2.2. La lecture comme construction du sens

Par la lecture, le lecteur s’engage dans un rythme qui lui correspond et il peut agir en effectuant des pauses, des retours en arrière (Bidaud, Meghrebi, 2005). Pour Ben Soussan (2001), reprenant les propos de Calvino, le lecteur opère une mise en lien entre lui et le texte, lui permettant de partir à la rencontre d‘une chose qui va exister, par le processus d’appropriation personnelle. De Miribel (2000a) ajoute à cette dimension que l’œil est l’organe à l’origine de cette mise en lien et donnant sens à ce que nous lisons en fonction de cette découverte, de cette rencontre entre le texte et le lecteur.

※ ※ ※

> Travail à faire
[1] Répondez aux questions suivantes à partir de l'extrait sur la lecture.
(a) D'après Bidaud et Meghrebi (2005), quelles actions le lecteur peut-il effectuer ?
(b) Quel auteur Ben Soussan (2001) reprend-il ?
(c) Selon De Miribel (2000a), quel organe est à l'origine de la mise en lien ?
[2] Reproduisez fidèlement le passage de l'extrait sur la lecture qui va de « Par la lecture, le » jusqu'à « et le lecteur. ».

Données de segmentation des pages
※ ※ ※

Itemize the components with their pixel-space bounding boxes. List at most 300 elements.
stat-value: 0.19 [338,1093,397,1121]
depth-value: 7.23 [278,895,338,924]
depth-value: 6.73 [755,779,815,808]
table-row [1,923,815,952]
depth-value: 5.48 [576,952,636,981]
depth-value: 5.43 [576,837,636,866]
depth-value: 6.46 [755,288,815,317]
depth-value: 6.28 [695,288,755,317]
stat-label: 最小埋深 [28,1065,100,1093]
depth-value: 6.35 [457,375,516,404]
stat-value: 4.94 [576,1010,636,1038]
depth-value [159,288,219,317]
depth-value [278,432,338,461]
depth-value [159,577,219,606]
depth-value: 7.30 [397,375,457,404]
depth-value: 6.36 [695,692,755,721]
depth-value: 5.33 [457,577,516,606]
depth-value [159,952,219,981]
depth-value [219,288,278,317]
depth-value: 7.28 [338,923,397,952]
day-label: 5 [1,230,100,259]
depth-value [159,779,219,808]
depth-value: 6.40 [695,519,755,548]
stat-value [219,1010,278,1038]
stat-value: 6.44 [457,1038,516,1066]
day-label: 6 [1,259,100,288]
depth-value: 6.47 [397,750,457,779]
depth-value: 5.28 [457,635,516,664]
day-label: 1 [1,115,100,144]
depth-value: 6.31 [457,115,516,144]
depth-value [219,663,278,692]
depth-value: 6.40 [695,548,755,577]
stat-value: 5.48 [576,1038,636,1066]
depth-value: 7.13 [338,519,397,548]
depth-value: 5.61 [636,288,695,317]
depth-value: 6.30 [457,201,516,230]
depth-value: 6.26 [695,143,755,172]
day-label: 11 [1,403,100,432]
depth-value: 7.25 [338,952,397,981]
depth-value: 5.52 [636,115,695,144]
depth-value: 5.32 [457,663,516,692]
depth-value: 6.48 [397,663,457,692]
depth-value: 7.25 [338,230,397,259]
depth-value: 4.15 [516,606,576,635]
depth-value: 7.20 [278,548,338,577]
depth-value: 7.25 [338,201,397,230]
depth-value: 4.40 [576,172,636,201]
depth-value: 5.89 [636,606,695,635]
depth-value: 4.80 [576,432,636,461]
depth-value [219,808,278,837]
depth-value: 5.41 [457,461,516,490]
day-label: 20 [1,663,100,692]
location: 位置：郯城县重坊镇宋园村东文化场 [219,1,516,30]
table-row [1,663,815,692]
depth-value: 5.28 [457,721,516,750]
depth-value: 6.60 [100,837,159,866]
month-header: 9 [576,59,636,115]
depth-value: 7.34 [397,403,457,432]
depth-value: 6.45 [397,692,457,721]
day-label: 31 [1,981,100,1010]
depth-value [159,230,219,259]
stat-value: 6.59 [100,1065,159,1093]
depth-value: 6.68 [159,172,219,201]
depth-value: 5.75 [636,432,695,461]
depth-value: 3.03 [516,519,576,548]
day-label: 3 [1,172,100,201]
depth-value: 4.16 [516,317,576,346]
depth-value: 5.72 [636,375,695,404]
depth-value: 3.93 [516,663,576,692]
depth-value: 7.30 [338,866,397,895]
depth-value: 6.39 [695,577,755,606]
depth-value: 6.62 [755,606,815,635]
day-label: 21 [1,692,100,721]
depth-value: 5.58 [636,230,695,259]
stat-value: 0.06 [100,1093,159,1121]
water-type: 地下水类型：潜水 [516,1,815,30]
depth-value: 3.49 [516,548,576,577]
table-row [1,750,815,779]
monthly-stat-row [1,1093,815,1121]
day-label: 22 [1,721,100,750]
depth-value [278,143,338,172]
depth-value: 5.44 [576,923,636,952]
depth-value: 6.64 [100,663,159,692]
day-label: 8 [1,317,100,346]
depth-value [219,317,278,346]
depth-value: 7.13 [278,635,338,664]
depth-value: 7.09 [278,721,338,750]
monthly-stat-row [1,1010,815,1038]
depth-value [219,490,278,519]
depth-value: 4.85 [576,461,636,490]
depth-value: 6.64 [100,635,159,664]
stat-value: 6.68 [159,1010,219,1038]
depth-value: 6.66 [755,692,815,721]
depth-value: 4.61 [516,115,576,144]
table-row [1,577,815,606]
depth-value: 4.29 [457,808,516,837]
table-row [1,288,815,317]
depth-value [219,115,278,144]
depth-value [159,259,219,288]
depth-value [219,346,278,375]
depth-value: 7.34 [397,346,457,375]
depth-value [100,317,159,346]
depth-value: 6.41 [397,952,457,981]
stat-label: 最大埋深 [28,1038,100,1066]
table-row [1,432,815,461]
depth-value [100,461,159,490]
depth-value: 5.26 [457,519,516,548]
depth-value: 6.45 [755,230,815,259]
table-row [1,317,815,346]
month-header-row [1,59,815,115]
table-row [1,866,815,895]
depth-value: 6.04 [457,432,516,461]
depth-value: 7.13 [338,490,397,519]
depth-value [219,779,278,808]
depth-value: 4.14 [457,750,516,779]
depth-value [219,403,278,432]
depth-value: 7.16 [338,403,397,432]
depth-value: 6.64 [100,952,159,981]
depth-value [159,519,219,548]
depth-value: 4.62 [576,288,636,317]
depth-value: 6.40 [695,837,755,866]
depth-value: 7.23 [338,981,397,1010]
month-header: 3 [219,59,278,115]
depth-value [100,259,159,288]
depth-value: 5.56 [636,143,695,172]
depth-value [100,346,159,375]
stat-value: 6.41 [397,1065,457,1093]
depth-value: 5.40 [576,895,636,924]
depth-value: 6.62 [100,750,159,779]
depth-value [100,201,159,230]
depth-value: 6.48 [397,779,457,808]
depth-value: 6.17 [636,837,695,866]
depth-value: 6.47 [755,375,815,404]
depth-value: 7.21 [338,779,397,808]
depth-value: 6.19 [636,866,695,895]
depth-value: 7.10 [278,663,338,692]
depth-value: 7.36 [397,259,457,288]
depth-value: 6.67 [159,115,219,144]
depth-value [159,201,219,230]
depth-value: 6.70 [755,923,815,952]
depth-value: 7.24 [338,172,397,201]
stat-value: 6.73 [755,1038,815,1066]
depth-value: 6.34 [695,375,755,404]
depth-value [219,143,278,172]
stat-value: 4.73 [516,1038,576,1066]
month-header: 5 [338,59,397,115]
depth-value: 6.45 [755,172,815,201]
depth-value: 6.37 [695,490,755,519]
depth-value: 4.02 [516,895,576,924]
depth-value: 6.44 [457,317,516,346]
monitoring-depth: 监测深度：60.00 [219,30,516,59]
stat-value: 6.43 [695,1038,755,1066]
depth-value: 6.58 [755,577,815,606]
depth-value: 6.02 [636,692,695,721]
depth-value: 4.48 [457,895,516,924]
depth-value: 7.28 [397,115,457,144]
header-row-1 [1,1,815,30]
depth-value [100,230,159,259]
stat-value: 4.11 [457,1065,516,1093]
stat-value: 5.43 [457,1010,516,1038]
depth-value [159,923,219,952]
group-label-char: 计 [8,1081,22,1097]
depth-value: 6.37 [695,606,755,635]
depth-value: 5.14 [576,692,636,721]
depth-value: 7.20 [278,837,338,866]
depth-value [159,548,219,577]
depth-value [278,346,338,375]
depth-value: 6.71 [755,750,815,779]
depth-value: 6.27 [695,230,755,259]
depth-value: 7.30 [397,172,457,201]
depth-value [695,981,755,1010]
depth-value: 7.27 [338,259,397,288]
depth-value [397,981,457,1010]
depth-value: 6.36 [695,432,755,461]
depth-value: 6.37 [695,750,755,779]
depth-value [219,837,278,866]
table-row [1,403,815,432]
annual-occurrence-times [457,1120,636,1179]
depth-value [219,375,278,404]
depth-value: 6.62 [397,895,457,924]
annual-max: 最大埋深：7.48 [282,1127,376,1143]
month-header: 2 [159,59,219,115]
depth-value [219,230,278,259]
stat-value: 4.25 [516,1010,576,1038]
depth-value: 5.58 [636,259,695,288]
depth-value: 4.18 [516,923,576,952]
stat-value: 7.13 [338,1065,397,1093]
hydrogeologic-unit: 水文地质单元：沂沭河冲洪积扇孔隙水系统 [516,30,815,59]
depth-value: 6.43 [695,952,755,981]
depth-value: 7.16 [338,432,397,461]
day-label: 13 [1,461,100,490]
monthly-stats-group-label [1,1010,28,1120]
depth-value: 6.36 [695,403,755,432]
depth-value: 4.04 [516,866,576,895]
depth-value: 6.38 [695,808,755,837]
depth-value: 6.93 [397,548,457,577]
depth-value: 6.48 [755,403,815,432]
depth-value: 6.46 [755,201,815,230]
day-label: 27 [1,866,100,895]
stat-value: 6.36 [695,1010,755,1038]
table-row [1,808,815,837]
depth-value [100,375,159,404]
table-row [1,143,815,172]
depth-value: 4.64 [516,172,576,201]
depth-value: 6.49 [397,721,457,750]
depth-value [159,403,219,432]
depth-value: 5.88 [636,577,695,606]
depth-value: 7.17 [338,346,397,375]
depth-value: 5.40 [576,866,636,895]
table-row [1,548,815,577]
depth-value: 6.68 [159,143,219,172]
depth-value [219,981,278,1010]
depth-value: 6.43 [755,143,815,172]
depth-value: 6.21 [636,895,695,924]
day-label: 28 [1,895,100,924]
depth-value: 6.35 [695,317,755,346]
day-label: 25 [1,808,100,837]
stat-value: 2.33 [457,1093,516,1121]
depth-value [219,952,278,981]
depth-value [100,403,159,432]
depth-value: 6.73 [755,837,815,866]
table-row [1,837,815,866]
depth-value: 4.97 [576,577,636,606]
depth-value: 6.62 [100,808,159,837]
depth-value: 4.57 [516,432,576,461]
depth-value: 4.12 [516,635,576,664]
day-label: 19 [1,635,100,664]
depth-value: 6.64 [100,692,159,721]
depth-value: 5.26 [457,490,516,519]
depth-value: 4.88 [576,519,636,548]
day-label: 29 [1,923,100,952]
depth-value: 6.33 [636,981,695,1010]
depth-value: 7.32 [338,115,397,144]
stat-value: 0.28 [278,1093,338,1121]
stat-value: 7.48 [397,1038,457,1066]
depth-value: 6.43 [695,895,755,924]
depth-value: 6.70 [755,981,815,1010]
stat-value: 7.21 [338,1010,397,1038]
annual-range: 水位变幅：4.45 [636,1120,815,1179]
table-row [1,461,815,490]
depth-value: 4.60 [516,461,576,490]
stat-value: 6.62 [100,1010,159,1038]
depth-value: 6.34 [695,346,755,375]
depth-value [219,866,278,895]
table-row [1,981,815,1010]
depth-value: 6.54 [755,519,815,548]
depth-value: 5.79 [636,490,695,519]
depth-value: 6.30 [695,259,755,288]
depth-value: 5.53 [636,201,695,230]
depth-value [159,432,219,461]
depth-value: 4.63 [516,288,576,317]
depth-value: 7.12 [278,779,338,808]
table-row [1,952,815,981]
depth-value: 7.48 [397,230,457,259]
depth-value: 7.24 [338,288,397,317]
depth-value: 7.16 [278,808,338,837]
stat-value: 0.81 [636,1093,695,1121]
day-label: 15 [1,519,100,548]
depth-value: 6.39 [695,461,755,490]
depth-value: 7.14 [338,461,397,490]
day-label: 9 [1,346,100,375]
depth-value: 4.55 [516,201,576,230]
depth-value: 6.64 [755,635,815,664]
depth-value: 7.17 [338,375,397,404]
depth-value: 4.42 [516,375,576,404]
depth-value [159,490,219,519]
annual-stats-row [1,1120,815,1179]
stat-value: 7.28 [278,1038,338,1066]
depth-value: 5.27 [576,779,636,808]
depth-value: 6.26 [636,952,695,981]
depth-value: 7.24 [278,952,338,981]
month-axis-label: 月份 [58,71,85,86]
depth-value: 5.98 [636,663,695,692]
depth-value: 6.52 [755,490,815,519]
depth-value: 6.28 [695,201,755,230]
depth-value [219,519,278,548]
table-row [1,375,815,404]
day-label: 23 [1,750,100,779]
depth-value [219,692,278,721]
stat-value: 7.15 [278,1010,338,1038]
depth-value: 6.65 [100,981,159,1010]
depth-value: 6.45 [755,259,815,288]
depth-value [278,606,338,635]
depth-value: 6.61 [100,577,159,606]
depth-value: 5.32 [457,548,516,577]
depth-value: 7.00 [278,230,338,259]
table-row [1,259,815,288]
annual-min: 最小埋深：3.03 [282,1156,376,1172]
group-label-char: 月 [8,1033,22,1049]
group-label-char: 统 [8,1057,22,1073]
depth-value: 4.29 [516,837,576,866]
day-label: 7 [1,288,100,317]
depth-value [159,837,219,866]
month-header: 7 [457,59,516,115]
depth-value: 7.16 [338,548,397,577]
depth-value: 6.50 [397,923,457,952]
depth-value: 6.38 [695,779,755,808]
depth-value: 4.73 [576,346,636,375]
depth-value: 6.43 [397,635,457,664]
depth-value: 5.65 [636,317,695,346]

※ ※ ※

> Réponses par exercice
[1]
(a) Il peut effectuer des pauses et des retours en arrière.
(b) Calvino.
(c) L'œil.

[2]
Par la lecture, le lecteur s’engage dans un rythme qui lui correspond et il peut agir en effectuant des pauses, des retours en arrière (Bidaud, Meghrebi, 2005). Pour Ben Soussan (2001), reprenant les propos de Calvino, le lecteur opère une mise en lien entre lui et le texte, lui permettant de partir à la rencontre d‘une chose qui va exister, par le processus d’appropriation personnelle. De Miribel (2000a) ajoute à cette dimension que l’œil est l’organe à l’origine de cette mise en lien et donnant sens à ce que nous lisons en fonction de cette découverte, de cette rencontre entre le texte et le lecteur.